Dataset items:
• • • •
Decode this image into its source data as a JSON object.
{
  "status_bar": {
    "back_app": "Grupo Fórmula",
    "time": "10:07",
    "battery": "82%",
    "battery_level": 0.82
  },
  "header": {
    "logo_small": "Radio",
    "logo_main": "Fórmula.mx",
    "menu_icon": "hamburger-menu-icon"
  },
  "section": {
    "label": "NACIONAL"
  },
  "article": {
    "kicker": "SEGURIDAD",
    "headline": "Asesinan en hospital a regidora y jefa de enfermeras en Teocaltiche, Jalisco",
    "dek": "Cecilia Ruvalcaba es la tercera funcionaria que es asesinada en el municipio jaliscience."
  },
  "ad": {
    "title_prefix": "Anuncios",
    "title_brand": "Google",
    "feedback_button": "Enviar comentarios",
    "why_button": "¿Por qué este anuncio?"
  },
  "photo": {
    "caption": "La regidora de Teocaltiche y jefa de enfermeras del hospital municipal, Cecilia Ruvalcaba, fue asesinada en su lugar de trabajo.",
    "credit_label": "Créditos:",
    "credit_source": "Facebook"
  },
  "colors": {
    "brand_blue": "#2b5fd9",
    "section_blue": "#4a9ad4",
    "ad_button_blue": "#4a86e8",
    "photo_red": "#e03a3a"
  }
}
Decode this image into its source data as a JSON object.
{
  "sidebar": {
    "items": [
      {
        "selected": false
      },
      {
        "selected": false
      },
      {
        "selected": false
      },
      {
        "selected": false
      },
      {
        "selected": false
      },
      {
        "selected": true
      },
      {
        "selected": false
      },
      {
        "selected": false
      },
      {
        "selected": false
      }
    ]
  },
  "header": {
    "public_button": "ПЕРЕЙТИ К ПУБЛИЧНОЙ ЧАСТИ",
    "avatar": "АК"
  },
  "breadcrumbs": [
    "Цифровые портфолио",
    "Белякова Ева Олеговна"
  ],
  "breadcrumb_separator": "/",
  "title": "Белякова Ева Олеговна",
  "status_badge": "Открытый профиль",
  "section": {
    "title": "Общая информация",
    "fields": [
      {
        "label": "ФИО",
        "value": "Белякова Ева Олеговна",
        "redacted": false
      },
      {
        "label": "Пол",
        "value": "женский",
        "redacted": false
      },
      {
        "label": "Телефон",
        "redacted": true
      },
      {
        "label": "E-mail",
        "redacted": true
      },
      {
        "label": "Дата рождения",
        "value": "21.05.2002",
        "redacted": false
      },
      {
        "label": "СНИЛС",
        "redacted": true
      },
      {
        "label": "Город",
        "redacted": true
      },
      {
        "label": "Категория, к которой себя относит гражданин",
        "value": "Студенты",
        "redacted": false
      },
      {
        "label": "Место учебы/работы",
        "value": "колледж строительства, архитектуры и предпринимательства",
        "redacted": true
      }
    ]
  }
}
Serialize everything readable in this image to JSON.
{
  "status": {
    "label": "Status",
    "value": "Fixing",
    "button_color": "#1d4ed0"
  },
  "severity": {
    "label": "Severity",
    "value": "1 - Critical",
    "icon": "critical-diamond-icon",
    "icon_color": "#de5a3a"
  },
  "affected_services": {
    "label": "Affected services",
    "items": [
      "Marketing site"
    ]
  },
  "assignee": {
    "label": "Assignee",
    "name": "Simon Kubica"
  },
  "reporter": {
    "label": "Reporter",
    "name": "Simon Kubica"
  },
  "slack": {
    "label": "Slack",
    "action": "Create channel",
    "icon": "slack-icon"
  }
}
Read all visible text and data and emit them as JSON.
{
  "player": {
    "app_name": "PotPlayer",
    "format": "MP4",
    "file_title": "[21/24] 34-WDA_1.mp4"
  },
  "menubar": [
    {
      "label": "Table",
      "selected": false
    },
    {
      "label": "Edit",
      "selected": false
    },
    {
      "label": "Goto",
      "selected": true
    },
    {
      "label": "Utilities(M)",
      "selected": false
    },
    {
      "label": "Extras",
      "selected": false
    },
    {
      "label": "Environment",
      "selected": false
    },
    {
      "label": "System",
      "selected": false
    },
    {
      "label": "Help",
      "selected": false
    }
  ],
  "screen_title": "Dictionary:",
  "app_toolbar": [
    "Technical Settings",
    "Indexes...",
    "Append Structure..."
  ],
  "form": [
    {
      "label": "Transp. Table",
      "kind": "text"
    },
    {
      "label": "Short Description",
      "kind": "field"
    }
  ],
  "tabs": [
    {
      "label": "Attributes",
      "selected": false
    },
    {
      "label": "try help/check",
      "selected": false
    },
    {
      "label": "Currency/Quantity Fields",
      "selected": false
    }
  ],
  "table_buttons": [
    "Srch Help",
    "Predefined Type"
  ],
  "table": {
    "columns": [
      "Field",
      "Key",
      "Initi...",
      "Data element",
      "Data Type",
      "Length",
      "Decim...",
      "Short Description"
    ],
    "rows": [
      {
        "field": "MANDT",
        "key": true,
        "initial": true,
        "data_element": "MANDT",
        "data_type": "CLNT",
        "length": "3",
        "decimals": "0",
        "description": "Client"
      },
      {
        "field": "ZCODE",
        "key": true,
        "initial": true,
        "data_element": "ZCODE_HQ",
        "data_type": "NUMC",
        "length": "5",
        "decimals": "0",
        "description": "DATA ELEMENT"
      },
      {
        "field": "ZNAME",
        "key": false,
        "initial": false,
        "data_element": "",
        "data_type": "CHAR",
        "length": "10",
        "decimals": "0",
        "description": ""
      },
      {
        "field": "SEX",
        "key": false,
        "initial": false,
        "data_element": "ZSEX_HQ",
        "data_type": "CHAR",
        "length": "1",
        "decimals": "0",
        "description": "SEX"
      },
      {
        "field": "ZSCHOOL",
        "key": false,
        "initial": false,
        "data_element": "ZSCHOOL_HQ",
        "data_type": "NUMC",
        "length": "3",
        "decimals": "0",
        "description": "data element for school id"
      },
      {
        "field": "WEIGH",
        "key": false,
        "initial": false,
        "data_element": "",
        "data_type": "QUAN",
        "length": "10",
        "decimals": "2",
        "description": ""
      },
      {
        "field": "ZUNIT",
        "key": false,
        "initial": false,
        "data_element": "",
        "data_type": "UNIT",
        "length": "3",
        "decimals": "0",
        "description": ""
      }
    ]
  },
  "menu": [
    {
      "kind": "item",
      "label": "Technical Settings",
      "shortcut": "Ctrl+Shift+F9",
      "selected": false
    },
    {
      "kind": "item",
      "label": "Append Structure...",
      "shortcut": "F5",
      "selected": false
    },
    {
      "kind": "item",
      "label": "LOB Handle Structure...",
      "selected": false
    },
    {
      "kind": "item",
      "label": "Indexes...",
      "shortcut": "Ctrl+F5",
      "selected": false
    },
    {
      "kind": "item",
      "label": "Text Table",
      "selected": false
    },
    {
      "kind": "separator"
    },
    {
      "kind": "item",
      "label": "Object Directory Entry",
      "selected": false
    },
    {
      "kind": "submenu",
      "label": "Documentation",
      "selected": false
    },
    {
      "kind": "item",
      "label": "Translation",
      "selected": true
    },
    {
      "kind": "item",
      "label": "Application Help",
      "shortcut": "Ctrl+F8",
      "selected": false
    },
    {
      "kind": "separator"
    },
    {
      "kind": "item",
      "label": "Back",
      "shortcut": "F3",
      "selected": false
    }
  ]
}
• • • •
From the data, pick out every line that includes "Ruvalcaba".

    "dek": "Cecilia Ruvalcaba es la tercera funcionaria que es asesinada en el municipio jaliscience."
    "caption": "La regidora de Teocaltiche y jefa de enfermeras del hospital municipal, Cecilia Ruvalcaba, fue asesinada en su lugar de trabajo.",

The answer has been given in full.